_INPUT MATERIAL_
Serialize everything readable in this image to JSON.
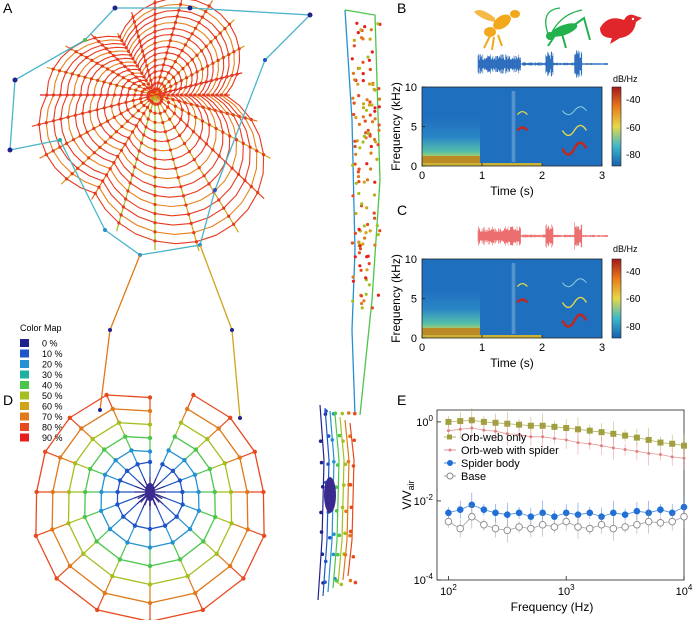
{
  "panels": {
    "a": "A",
    "b": "B",
    "c": "C",
    "d": "D",
    "e": "E"
  },
  "colormap_legend": {
    "title": "Color Map",
    "entries": [
      {
        "label": "0 %",
        "color": "#22238a"
      },
      {
        "label": "10 %",
        "color": "#1f55c8"
      },
      {
        "label": "20 %",
        "color": "#2491d2"
      },
      {
        "label": "30 %",
        "color": "#1fb19e"
      },
      {
        "label": "40 %",
        "color": "#4bc64a"
      },
      {
        "label": "50 %",
        "color": "#a4bf1f"
      },
      {
        "label": "60 %",
        "color": "#d1a31a"
      },
      {
        "label": "70 %",
        "color": "#e0791a"
      },
      {
        "label": "80 %",
        "color": "#e84a1f"
      },
      {
        "label": "90 %",
        "color": "#e61e1e"
      }
    ]
  },
  "spectrogram_b": {
    "ylabel": "Frequency (kHz)",
    "xlabel": "Time (s)",
    "yticks": [
      "0",
      "5",
      "10"
    ],
    "xticks": [
      "0",
      "1",
      "2",
      "3"
    ],
    "colorbar_title": "dB/Hz",
    "colorbar_ticks": [
      "-40",
      "-60",
      "-80"
    ],
    "waveform_color": "#2f6fbd",
    "icon_colors": {
      "wasp": "#f2a81a",
      "cricket": "#22b14c",
      "bird": "#e0262a"
    }
  },
  "spectrogram_c": {
    "ylabel": "Frequency (kHz)",
    "xlabel": "Time (s)",
    "yticks": [
      "0",
      "5",
      "10"
    ],
    "xticks": [
      "0",
      "1",
      "2",
      "3"
    ],
    "colorbar_title": "dB/Hz",
    "colorbar_ticks": [
      "-40",
      "-60",
      "-80"
    ],
    "waveform_color": "#ec6f6f"
  },
  "chart_data": {
    "type": "scatter",
    "ylabel_main": "V/V",
    "ylabel_sub": "air",
    "xlabel": "Frequency (Hz)",
    "xscale": "log",
    "yscale": "log",
    "xlim": [
      80,
      10000
    ],
    "ylim": [
      0.0001,
      2
    ],
    "xticks": [
      {
        "v": 100,
        "base": "10",
        "exp": "2"
      },
      {
        "v": 1000,
        "base": "10",
        "exp": "3"
      },
      {
        "v": 10000,
        "base": "10",
        "exp": "4"
      }
    ],
    "yticks": [
      {
        "v": 1,
        "base": "10",
        "exp": "0"
      },
      {
        "v": 0.01,
        "base": "10",
        "exp": "-2"
      },
      {
        "v": 0.0001,
        "base": "10",
        "exp": "-4"
      }
    ],
    "x": [
      100,
      126,
      158,
      200,
      251,
      316,
      398,
      501,
      631,
      794,
      1000,
      1259,
      1585,
      1995,
      2512,
      3162,
      3981,
      5012,
      6310,
      7943,
      10000
    ],
    "series": [
      {
        "name": "Orb-web only",
        "marker": "square",
        "color": "#a0a040",
        "values": [
          1.0,
          1.05,
          1.1,
          1.0,
          0.95,
          0.9,
          0.85,
          0.8,
          0.8,
          0.75,
          0.7,
          0.65,
          0.6,
          0.55,
          0.5,
          0.45,
          0.4,
          0.35,
          0.3,
          0.28,
          0.25
        ]
      },
      {
        "name": "Orb-web with spider",
        "marker": "dot",
        "color": "#e08080",
        "values": [
          0.6,
          0.65,
          0.7,
          0.62,
          0.58,
          0.5,
          0.48,
          0.42,
          0.42,
          0.38,
          0.35,
          0.3,
          0.28,
          0.25,
          0.22,
          0.2,
          0.18,
          0.16,
          0.15,
          0.13,
          0.12
        ]
      },
      {
        "name": "Spider body",
        "marker": "circle",
        "color": "#1f6fd6",
        "values": [
          0.005,
          0.006,
          0.008,
          0.006,
          0.005,
          0.0045,
          0.005,
          0.004,
          0.005,
          0.004,
          0.005,
          0.0045,
          0.005,
          0.004,
          0.005,
          0.0045,
          0.0055,
          0.005,
          0.006,
          0.005,
          0.007
        ]
      },
      {
        "name": "Base",
        "marker": "open-circle",
        "color": "#888888",
        "values": [
          0.003,
          0.002,
          0.004,
          0.0025,
          0.002,
          0.0018,
          0.0022,
          0.002,
          0.0025,
          0.0022,
          0.003,
          0.0022,
          0.002,
          0.0025,
          0.002,
          0.0022,
          0.0025,
          0.003,
          0.0028,
          0.003,
          0.004
        ]
      }
    ]
  }
}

_TASK INSTRUCTIONS_
Identify and list each line with the word "marker".

_OUTPUT OF THE TASK_
        "marker": "square",
        "marker": "dot",
        "marker": "circle",
        "marker": "open-circle",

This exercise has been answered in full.